=== Problem to solve ===
Retype each entry below, keeping every character the same.

=== Recorded information ===
%%

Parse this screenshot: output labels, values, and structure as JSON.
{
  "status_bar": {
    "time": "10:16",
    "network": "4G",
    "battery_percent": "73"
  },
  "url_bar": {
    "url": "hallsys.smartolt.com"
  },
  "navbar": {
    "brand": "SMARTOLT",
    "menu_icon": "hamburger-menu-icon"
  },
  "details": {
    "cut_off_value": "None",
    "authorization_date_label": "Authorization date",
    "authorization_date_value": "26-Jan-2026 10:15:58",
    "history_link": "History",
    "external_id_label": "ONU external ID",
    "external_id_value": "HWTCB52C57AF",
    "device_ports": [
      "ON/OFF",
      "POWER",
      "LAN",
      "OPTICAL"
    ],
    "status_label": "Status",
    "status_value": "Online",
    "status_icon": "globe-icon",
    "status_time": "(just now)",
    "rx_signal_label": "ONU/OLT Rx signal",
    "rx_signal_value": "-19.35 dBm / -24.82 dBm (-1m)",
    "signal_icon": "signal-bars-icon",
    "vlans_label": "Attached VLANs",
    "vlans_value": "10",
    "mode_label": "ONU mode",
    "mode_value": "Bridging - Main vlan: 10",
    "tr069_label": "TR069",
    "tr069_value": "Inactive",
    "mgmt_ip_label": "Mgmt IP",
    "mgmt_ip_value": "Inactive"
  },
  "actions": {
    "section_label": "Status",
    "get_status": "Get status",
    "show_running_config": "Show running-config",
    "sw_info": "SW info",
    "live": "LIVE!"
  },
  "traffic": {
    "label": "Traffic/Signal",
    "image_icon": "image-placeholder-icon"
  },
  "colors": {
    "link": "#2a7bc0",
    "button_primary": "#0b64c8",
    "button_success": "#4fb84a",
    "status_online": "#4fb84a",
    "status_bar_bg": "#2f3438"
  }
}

%%

=== Final result ===
Parse this screenshot: output labels, values, and structure as JSON.
{
  "status_bar": {
    "time": "10:16",
    "network": "4G",
    "battery_percent": "73"
  },
  "url_bar": {
    "url": "hallsys.smartolt.com"
  },
  "navbar": {
    "brand": "SMARTOLT",
    "menu_icon": "hamburger-menu-icon"
  },
  "details": {
    "cut_off_value": "None",
    "authorization_date_label": "Authorization date",
    "authorization_date_value": "26-Jan-2026 10:15:58",
    "history_link": "History",
    "external_id_label": "ONU external ID",
    "external_id_value": "HWTCB52C57AF",
    "device_ports": [
      "ON/OFF",
      "POWER",
      "LAN",
      "OPTICAL"
    ],
    "status_label": "Status",
    "status_value": "Online",
    "status_icon": "globe-icon",
    "status_time": "(just now)",
    "rx_signal_label": "ONU/OLT Rx signal",
    "rx_signal_value": "-19.35 dBm / -24.82 dBm (-1m)",
    "signal_icon": "signal-bars-icon",
    "vlans_label": "Attached VLANs",
    "vlans_value": "10",
    "mode_label": "ONU mode",
    "mode_value": "Bridging - Main vlan: 10",
    "tr069_label": "TR069",
    "tr069_value": "Inactive",
    "mgmt_ip_label": "Mgmt IP",
    "mgmt_ip_value": "Inactive"
  },
  "actions": {
    "section_label": "Status",
    "get_status": "Get status",
    "show_running_config": "Show running-config",
    "sw_info": "SW info",
    "live": "LIVE!"
  },
  "traffic": {
    "label": "Traffic/Signal",
    "image_icon": "image-placeholder-icon"
  },
  "colors": {
    "link": "#2a7bc0",
    "button_primary": "#0b64c8",
    "button_success": "#4fb84a",
    "status_online": "#4fb84a",
    "status_bar_bg": "#2f3438"
  }
}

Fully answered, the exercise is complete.